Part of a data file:
+ + + + +

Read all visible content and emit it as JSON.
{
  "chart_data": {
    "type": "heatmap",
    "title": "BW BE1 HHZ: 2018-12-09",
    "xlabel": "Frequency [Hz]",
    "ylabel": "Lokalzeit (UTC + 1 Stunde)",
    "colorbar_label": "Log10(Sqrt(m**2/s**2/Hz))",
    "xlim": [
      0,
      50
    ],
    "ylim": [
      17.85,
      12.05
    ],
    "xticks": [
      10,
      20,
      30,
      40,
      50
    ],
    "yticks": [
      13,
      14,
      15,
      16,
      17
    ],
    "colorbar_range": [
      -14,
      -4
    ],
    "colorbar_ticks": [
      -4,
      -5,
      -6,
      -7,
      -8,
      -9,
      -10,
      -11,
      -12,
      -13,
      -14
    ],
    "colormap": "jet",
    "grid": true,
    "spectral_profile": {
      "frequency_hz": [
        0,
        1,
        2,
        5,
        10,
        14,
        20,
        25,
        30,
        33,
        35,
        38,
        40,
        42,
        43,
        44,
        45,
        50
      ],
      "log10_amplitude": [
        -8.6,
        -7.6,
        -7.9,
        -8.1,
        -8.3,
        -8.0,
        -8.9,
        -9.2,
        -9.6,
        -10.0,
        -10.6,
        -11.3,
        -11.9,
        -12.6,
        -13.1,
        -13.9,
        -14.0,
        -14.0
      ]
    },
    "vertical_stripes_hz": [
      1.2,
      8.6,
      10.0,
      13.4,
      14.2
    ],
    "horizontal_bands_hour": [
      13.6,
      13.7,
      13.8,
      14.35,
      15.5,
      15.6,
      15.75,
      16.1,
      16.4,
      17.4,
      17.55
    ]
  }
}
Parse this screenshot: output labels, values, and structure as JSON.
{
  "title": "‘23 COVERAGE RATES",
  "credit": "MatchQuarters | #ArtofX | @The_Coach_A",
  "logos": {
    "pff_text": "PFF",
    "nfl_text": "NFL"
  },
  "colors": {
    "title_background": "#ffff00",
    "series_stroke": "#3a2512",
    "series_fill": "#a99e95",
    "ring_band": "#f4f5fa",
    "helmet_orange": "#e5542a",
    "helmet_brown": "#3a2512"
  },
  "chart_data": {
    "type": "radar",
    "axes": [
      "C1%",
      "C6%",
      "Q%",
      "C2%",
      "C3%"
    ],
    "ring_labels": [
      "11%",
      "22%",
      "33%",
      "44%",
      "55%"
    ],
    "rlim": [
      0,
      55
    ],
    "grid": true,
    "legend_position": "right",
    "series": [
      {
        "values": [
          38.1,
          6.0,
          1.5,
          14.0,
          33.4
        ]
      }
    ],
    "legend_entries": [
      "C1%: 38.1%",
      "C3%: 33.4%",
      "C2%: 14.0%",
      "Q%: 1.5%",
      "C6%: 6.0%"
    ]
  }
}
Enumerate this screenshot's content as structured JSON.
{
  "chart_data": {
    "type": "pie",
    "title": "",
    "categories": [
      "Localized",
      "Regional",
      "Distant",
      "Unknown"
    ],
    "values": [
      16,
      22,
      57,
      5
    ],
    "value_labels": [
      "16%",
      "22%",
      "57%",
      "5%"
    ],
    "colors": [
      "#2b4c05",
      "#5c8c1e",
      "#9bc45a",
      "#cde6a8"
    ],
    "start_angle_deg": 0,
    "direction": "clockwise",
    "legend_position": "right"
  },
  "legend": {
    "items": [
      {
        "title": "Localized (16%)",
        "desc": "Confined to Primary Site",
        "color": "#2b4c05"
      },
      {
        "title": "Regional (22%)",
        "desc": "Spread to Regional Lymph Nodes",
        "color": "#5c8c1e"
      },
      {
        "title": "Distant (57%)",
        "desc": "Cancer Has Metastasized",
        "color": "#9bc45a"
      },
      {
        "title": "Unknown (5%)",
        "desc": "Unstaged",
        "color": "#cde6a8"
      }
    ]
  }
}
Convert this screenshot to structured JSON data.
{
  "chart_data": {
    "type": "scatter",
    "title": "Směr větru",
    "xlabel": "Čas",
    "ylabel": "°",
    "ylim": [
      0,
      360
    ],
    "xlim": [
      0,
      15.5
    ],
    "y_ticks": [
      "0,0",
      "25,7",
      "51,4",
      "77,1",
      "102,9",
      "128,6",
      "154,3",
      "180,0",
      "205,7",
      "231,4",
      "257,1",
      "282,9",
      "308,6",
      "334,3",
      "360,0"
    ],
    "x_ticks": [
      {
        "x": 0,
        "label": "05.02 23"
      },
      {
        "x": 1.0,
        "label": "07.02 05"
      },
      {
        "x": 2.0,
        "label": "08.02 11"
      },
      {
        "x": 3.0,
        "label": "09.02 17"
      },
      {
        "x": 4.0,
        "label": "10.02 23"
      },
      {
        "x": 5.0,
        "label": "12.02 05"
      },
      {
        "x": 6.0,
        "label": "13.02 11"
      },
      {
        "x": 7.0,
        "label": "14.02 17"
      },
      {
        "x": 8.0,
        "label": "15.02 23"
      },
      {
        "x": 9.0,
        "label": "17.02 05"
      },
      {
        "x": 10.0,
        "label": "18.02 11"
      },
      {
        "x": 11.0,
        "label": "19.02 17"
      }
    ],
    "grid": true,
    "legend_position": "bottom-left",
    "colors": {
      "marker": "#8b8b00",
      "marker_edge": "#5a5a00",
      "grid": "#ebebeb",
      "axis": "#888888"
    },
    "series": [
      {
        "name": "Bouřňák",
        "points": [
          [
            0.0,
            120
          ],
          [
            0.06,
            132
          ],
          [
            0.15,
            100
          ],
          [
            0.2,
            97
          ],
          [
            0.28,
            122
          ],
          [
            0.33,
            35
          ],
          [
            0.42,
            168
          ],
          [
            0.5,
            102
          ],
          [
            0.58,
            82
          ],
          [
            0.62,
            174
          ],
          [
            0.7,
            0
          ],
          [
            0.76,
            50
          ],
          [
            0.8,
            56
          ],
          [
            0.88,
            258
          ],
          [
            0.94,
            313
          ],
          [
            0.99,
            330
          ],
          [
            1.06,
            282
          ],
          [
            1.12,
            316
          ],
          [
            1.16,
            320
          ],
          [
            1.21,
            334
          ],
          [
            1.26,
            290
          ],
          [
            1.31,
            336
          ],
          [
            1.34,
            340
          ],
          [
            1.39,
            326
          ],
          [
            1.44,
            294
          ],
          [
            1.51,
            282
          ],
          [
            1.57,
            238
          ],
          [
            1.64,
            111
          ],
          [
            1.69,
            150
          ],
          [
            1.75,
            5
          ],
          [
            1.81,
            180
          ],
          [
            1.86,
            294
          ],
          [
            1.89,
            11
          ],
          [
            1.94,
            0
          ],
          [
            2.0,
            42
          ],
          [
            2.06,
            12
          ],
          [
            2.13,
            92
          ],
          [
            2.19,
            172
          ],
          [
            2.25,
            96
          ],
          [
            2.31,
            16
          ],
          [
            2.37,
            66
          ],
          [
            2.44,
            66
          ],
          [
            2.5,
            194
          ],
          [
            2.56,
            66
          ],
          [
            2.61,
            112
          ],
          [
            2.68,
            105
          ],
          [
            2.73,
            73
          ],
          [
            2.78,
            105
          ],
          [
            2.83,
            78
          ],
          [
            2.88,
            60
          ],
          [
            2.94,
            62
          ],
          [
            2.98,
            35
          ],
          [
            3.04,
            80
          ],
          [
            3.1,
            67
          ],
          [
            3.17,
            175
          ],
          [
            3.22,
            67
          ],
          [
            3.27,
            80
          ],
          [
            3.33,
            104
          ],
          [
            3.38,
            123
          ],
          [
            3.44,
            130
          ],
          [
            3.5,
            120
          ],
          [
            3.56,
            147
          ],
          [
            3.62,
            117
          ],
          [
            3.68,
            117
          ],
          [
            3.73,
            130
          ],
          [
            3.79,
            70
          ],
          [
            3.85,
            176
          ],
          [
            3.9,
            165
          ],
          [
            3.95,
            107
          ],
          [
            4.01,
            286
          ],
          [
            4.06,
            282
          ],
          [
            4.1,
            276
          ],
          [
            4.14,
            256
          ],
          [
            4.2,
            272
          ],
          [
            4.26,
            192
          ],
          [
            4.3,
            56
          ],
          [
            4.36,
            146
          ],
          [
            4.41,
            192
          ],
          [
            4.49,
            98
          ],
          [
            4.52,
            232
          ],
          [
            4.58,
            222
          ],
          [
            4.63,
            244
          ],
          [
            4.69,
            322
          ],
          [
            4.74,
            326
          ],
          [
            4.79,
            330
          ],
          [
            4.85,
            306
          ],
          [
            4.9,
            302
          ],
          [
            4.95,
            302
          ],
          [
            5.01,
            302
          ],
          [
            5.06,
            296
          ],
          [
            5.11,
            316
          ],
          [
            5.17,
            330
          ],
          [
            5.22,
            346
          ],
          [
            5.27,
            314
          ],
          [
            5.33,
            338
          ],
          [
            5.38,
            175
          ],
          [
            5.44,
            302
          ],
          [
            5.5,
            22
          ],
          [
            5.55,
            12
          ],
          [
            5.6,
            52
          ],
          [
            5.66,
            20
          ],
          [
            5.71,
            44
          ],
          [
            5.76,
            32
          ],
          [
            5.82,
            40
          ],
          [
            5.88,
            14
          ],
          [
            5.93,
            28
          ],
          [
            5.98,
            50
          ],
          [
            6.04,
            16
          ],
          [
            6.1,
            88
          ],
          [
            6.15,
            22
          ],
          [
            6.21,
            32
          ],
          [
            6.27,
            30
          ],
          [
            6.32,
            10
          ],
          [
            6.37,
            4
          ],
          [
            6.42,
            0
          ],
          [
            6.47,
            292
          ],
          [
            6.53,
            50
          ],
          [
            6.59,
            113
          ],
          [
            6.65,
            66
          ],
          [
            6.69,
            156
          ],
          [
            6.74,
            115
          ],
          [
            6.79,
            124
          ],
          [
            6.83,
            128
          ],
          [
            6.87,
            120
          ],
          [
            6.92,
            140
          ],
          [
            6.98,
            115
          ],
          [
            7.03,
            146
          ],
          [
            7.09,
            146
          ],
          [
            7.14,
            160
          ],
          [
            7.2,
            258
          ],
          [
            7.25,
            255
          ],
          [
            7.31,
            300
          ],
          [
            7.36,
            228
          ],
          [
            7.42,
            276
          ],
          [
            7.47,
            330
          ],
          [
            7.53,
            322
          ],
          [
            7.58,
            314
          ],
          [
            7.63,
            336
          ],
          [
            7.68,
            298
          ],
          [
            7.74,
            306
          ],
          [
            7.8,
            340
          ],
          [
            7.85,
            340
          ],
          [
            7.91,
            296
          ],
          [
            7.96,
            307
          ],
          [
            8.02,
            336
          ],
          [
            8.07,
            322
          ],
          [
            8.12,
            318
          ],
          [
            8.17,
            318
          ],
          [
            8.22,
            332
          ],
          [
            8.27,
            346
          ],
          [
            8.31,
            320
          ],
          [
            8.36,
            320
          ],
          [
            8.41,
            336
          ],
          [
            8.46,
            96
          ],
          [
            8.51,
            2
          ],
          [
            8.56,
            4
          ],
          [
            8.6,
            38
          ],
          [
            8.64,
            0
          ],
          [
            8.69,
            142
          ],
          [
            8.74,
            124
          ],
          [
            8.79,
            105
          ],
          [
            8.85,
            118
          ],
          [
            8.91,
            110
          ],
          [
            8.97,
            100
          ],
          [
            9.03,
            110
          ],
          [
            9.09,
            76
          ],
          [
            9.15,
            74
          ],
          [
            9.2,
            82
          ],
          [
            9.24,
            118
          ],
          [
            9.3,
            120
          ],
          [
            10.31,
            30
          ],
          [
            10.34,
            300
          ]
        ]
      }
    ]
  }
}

+ + + + +

# TASK TO CARRY OUT
Pick out every line above that holds the word "Regional" and copy it.

# WRITTEN RESPONSE
      "Regional",
        "title": "Regional (22%)",
        "desc": "Spread to Regional Lymph Nodes",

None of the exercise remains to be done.